__SELECTED PASSAGE__:
◇ ◇ ◇ ◇ ◇ ◇ ◇

I love my 2008 F250 Diesel. While you may not need the Diesel, I am getting close to 15 MPG around town. Only towed my 5th wheel from the dealership to a storage lot but I hardly knew it was there.

Have fun shopping. The Ford website is fun to "build" your dream truck. I also liked their tow charts the best. Very easy to read and understand.

T


----------



## jozway (Jan 28, 2008)

DODGE







DODGE







Did i say dodge yet!!


----------



## Husker92 (Feb 11, 2006)

Get a Diesel!!!!! One vote for a super duty!

Happy Shopping!

Steve


----------



## Sayonara (Jul 23, 2007)

Husker92 said:


> Get a Diesel!!!!! One vote for a super duty!
> 
> Happy Shopping!
> 
> Steve


*X2*, of coarse !!


----------



## reeladdiction (Sep 10, 2006)

i own a 2000 excursion diesel and i think i wouldnt be able to tow the 32 so be careful you need to go with a larger truck...


----------



## MaeJae (May 12, 2005)

DISCLAIMER: Old topic!!!!

Does anyone know the outcome of this???
Is someone out there "pulling" this trailer with an Expy???









Just askin'


----------



## Sluggo54 (Jun 15, 2005)

Sigh - with all these Dodge boys (and girls, Skip) - and the Ford Freques - I gotta put in a good word for GM.

I came from Ford, my first was a Dodge - this last time we decided to go drive'em all then pick the one we liked best, rather than just go by old prejudice. You might want to do the same. Any of them is a fine locomotive for that train of yours, and will do a great job. You'll never go back!

Sluggo


----------

◇ ◇ ◇ ◇ ◇ ◇ ◇

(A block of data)
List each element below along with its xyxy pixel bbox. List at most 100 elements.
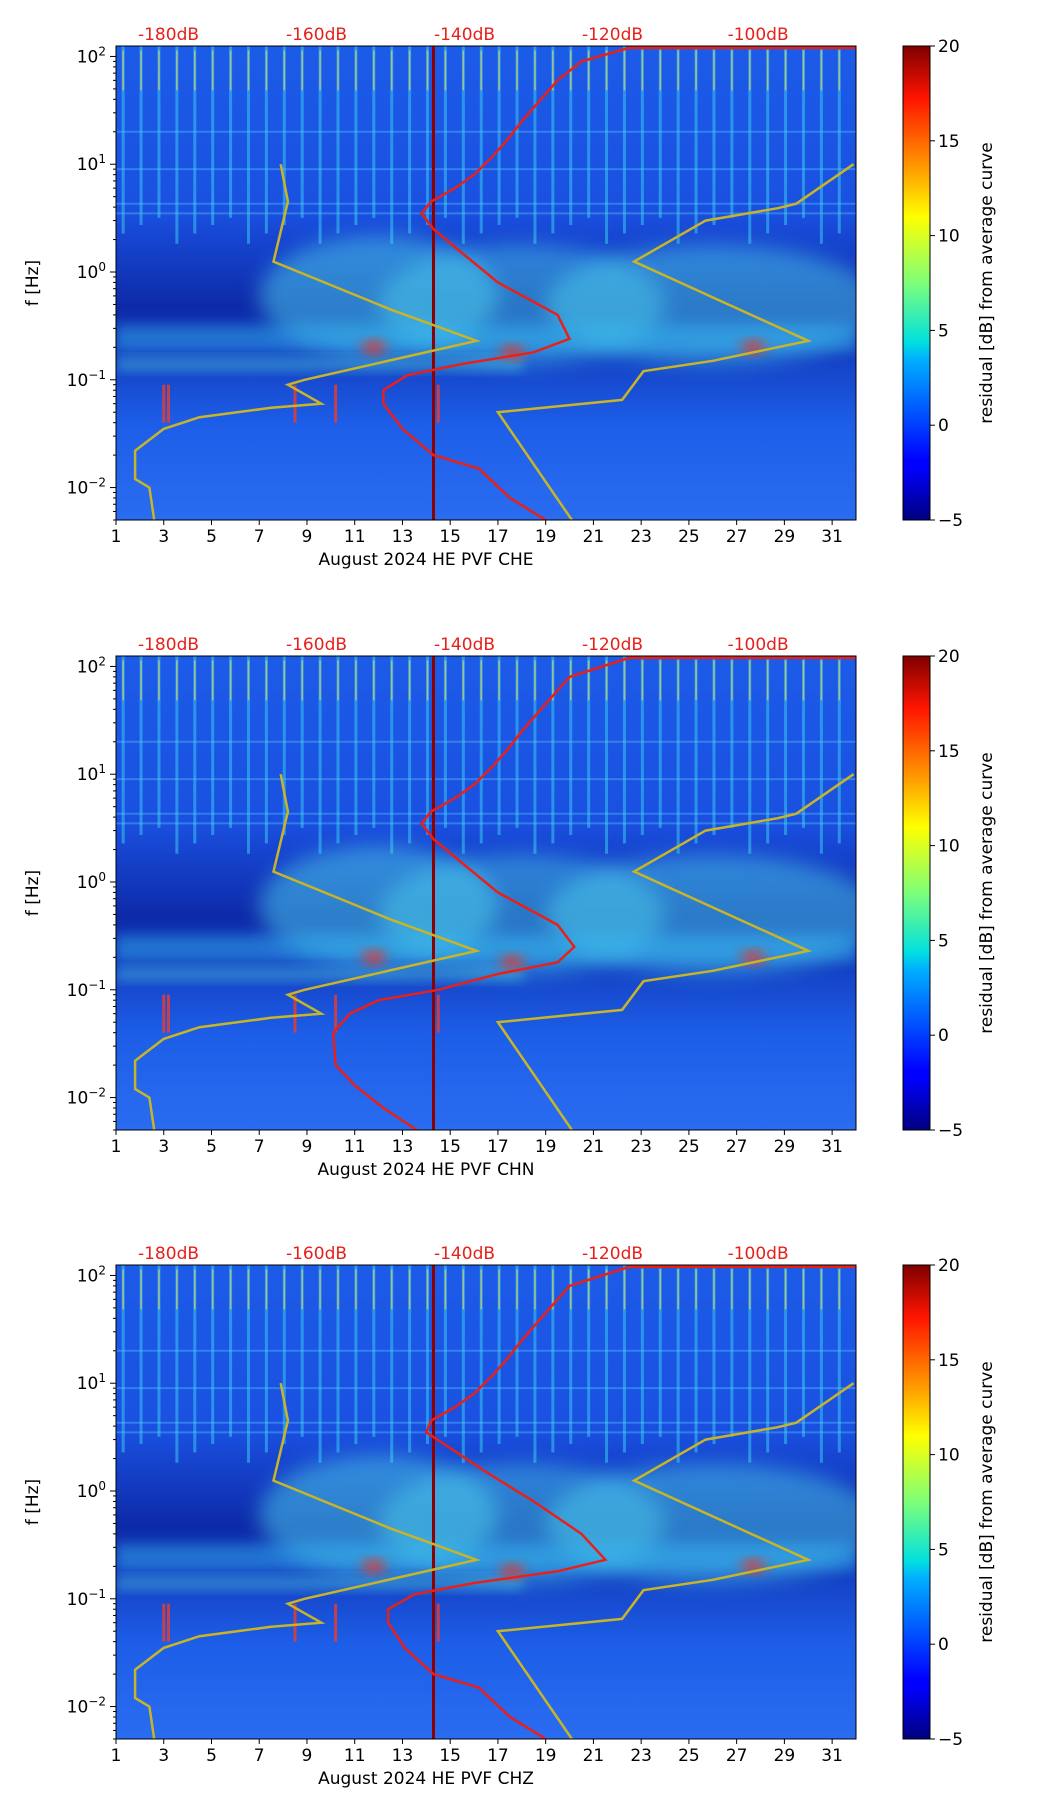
daily-streak-peak (301, 50, 303, 91)
daily-streak (748, 656, 752, 854)
y-tick-label: 10−2 (67, 476, 106, 499)
daily-streak-peak (462, 660, 465, 701)
x-tick-label: 21 (583, 527, 605, 547)
daily-streak (175, 46, 179, 244)
daily-streak-peak (784, 1269, 787, 1310)
daily-streak (766, 1265, 770, 1453)
hot-spot (500, 1565, 525, 1578)
daily-streak-peak (211, 50, 214, 91)
daily-streak-peak (122, 1269, 124, 1310)
daily-streak (479, 46, 483, 234)
y-tick-label: 100 (77, 870, 106, 893)
spectral-line (116, 1431, 856, 1434)
daily-streak-peak (229, 50, 232, 91)
daily-streak (461, 46, 465, 244)
y-tick-label: 101 (77, 762, 106, 785)
daily-streak (300, 656, 304, 828)
daily-streak (300, 46, 304, 218)
y-axis-label: f [Hz] (23, 870, 43, 916)
microseism-band (116, 968, 523, 981)
daily-streak (605, 46, 609, 244)
daily-streak (175, 1265, 179, 1463)
daily-streak-peak (820, 50, 823, 91)
daily-streak (730, 1265, 734, 1437)
daily-streak (121, 46, 125, 234)
colorbar-tick-label: 5 (938, 321, 949, 341)
event-streak (293, 1603, 297, 1642)
daily-streak (640, 656, 644, 835)
daily-streak-peak (426, 50, 429, 91)
top-db-label: -160dB (286, 635, 347, 655)
daily-streak (515, 46, 519, 218)
top-db-label: -100dB (728, 635, 789, 655)
daily-streak-peak (122, 50, 124, 91)
daily-streak-peak (802, 1269, 805, 1310)
daily-streak-peak (193, 1269, 196, 1310)
x-tick-label: 23 (630, 527, 652, 547)
daily-streak (175, 656, 179, 854)
daily-streak (211, 656, 215, 835)
x-tick-label: 15 (439, 527, 461, 547)
x-tick-label: 29 (774, 527, 796, 547)
daily-streak (819, 46, 823, 244)
daily-streak-peak (140, 660, 142, 701)
colorbar-tick-label: 15 (938, 132, 960, 152)
event-streak (436, 1603, 440, 1642)
daily-streak (282, 656, 286, 835)
x-tick-label: 3 (158, 1746, 169, 1766)
colorbar-tick-label: 5 (938, 931, 949, 951)
daily-streak (157, 46, 161, 218)
daily-streak (730, 46, 734, 218)
daily-streak (426, 656, 430, 835)
daily-streak-peak (390, 660, 393, 701)
event-streak (162, 1603, 166, 1642)
colorbar-tick-label: 10 (938, 837, 960, 857)
daily-streak (676, 656, 680, 854)
daily-streak (139, 1265, 143, 1444)
daily-streak-peak (552, 1269, 554, 1310)
daily-streak (712, 1265, 716, 1444)
y-tick-label: 102 (77, 44, 106, 67)
daily-streak (300, 1265, 304, 1437)
daily-streak-peak (713, 660, 715, 701)
daily-streak (264, 46, 268, 234)
daily-streak-peak (623, 660, 626, 701)
x-tick-label: 25 (678, 527, 700, 547)
x-tick-label: 31 (821, 1746, 843, 1766)
top-db-label: -140dB (434, 635, 495, 655)
daily-streak (533, 46, 537, 244)
colorbar-tick-label: 20 (938, 1256, 960, 1276)
daily-streak-peak (587, 1269, 590, 1310)
daily-streak (121, 656, 125, 844)
daily-streak-peak (677, 1269, 679, 1310)
spectral-line (116, 1421, 856, 1424)
daily-streak (426, 46, 430, 225)
daily-streak-peak (193, 660, 196, 701)
top-db-label: -100dB (728, 1244, 789, 1264)
colorbar-label: residual [dB] from average curve (977, 752, 997, 1033)
hot-spot (361, 1560, 386, 1573)
daily-streak-peak (677, 50, 679, 91)
daily-streak-peak (444, 50, 447, 91)
daily-streak-peak (319, 660, 321, 701)
daily-streak (837, 46, 841, 234)
daily-streak (426, 1265, 430, 1444)
model-curve-high (495, 163, 855, 520)
average-curve (386, 1265, 856, 1739)
daily-streak-peak (337, 50, 339, 91)
daily-streak (622, 1265, 626, 1453)
daily-streak-peak (534, 50, 536, 91)
daily-streak (497, 656, 501, 835)
daily-streak (837, 656, 841, 844)
daily-streak (211, 46, 215, 225)
x-tick-label: 1 (111, 1137, 122, 1157)
daily-streak-peak (229, 660, 232, 701)
daily-streak-peak (713, 1269, 715, 1310)
daily-streak (408, 1265, 412, 1453)
event-streak (167, 994, 171, 1033)
daily-streak (712, 656, 716, 835)
hot-spot (361, 341, 386, 354)
colorbar-tick-label: −5 (938, 1730, 963, 1750)
colorbar-tick-label: 15 (938, 1351, 960, 1371)
daily-streak (336, 1265, 340, 1453)
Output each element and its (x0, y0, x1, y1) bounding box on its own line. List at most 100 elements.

◇ ◇ ◇ ◇ ◇ ◇ ◇

__EXERCISE INSTRUCTIONS__:
[A] Please sum up the thread in two sentences.
[B] Copy word for word the part of the thread between "Just askin'" and "word for GM.", inclusive.
The listing is separate material, apart from the thread.

__ANSWERS TO THE EXERCISES__:
[A] An owner of a 2008 F250 Diesel reports close to 15 MPG around town and recommends Ford's website and tow charts, while others vote for Dodge or a diesel Super Duty. An Excursion diesel owner warns that a larger truck is needed for the 32, one poster asks whether anyone is pulling the trailer with an Expy, and another suggests test-driving every brand before choosing.

[B]
Just askin'


----------



## Sluggo54 (Jun 15, 2005)

Sigh - with all these Dodge boys (and girls, Skip) - and the Ford Freques - I gotta put in a good word for GM.